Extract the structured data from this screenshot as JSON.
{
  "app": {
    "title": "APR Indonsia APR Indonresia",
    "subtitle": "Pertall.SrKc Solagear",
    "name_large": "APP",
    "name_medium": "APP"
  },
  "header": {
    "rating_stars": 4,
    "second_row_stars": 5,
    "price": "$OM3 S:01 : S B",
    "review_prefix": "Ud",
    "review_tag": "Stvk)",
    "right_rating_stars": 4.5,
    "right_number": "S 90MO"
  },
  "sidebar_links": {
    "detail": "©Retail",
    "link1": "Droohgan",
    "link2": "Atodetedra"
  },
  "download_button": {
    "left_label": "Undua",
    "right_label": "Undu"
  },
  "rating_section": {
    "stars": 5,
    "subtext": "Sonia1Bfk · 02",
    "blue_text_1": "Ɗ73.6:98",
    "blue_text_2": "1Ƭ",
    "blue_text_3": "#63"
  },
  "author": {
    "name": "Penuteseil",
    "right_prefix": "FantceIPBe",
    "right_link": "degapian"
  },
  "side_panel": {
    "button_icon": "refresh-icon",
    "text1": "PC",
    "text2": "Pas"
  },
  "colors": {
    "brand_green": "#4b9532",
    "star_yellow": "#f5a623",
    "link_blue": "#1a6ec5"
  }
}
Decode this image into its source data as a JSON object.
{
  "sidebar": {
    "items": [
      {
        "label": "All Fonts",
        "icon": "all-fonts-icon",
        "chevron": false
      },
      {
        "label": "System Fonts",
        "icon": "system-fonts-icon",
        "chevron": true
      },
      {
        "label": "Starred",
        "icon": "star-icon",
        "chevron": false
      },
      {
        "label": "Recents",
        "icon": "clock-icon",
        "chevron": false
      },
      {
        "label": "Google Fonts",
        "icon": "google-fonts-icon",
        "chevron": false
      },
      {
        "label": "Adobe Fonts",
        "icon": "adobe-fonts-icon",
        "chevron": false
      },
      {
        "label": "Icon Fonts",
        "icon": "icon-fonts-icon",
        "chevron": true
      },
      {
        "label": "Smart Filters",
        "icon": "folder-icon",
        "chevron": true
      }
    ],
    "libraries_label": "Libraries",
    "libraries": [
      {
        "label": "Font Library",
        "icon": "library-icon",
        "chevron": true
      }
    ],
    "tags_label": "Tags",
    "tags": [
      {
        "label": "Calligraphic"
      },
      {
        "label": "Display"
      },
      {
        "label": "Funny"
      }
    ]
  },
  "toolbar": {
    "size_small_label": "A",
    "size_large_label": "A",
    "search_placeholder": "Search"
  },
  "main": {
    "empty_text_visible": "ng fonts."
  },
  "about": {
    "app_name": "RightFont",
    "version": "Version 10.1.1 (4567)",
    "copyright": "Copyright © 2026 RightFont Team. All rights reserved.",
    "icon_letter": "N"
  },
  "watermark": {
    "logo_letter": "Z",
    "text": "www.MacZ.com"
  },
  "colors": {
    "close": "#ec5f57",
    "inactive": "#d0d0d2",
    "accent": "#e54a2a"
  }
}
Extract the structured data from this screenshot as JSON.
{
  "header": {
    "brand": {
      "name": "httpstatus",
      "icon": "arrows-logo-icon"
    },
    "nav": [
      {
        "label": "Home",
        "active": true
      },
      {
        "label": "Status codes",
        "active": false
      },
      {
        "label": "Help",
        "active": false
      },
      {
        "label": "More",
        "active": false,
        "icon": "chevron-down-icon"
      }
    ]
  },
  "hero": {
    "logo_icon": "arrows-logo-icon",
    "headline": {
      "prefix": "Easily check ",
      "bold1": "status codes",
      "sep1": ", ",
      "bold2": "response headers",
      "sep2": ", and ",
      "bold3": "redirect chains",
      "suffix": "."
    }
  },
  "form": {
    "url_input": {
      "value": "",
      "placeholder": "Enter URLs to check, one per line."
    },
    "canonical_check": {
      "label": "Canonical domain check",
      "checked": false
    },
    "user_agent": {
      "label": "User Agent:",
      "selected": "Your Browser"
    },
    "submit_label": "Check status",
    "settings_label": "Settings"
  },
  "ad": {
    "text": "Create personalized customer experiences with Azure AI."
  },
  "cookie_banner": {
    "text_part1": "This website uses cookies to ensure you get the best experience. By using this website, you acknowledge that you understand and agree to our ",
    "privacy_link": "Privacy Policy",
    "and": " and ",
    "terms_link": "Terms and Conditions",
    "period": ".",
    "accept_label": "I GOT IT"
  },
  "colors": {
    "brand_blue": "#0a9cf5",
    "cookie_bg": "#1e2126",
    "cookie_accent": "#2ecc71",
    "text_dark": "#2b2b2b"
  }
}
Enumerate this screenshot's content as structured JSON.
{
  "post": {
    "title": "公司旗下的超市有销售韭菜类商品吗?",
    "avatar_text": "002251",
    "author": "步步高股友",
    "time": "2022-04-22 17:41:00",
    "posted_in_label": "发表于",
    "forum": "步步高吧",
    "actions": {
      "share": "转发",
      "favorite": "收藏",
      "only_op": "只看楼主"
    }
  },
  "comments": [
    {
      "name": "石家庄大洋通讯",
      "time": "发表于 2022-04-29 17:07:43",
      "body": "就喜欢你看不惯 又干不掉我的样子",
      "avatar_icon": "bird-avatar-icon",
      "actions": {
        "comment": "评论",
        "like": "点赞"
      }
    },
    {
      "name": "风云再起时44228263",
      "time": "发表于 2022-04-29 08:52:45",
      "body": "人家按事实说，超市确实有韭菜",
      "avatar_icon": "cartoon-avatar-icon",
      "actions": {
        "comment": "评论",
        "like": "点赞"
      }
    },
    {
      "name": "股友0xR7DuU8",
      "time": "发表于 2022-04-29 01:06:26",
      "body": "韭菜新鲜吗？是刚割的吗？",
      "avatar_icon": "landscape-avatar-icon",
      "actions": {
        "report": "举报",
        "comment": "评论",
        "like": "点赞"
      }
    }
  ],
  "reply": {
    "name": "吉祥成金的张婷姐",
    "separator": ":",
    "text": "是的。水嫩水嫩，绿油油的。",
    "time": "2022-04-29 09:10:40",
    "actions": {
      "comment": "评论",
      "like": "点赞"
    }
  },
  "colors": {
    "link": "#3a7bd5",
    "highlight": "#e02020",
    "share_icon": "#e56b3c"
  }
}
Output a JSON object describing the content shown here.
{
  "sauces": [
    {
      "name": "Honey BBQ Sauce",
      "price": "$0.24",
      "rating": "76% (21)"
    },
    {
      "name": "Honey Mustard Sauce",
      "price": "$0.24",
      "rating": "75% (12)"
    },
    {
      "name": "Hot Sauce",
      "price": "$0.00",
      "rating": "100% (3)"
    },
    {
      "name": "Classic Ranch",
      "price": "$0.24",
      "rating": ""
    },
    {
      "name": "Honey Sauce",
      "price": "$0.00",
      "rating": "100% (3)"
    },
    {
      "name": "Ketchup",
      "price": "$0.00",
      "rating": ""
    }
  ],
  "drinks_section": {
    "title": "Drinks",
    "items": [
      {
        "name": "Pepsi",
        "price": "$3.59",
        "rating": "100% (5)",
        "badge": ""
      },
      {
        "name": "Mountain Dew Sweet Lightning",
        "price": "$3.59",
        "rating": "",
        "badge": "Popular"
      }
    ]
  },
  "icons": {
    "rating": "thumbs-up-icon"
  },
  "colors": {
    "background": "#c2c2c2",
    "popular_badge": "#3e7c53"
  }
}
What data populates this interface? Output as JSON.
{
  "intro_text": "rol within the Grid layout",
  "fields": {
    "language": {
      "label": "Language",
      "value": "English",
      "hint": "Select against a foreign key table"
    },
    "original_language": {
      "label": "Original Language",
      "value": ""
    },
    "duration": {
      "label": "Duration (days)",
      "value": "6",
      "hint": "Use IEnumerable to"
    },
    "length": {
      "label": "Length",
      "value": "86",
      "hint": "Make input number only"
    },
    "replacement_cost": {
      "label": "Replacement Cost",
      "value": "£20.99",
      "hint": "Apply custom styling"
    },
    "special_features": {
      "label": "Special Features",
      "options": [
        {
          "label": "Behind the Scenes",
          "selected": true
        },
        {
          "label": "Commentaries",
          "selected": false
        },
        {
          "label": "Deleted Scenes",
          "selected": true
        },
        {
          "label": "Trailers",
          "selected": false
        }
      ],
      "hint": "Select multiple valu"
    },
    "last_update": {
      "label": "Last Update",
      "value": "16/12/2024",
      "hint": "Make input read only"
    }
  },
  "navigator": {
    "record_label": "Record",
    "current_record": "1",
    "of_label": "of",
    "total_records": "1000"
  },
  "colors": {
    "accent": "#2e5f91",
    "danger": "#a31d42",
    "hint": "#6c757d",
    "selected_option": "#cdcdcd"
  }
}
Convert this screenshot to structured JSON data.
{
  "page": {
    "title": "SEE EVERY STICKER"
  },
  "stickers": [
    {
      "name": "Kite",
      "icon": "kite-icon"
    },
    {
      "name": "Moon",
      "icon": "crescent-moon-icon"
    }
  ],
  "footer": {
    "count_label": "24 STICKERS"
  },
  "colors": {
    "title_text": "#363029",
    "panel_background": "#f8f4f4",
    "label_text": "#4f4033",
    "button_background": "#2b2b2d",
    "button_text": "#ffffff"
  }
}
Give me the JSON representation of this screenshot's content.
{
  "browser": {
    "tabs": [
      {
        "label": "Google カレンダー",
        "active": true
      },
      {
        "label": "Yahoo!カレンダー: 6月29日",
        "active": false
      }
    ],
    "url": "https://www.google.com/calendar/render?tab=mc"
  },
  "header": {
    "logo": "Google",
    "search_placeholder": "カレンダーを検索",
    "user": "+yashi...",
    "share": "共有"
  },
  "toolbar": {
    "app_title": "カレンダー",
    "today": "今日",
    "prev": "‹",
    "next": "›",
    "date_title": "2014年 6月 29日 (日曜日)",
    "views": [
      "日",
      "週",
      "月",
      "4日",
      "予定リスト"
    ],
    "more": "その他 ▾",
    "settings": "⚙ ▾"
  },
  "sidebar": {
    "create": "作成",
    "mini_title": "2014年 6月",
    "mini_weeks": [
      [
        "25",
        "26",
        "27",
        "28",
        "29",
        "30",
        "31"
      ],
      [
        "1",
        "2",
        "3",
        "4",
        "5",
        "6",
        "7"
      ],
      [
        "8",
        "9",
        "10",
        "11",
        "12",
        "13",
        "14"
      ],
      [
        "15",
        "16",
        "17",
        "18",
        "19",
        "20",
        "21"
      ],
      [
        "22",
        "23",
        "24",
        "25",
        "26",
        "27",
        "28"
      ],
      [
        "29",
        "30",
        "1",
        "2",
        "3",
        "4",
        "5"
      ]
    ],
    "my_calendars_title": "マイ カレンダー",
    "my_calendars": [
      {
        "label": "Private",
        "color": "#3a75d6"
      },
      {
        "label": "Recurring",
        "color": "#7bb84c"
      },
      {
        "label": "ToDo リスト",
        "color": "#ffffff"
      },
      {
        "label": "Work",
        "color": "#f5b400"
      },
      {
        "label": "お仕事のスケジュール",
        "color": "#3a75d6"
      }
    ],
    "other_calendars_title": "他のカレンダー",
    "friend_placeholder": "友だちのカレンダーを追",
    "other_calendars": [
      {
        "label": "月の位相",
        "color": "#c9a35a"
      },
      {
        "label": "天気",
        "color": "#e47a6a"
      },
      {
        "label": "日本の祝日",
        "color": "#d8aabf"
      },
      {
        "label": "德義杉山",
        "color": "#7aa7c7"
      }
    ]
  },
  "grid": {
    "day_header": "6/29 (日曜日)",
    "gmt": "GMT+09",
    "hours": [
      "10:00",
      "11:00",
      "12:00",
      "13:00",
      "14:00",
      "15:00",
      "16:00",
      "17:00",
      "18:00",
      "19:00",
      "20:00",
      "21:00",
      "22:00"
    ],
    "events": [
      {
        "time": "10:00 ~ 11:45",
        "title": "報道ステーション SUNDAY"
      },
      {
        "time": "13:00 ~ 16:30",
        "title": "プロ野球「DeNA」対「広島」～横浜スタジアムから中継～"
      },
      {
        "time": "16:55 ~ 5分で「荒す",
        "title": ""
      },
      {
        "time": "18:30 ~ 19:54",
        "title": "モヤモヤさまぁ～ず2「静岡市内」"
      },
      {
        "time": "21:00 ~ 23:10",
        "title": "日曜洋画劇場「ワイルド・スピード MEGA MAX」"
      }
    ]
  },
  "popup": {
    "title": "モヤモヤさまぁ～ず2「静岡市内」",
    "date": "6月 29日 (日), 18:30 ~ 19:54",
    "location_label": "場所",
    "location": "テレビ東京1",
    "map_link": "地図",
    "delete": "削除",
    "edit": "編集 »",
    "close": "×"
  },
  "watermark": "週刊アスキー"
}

Job: Copy out every line of the data that includes the word "Scenes".

Response to this exercise:
          "label": "Behind the Scenes",
          "label": "Deleted Scenes",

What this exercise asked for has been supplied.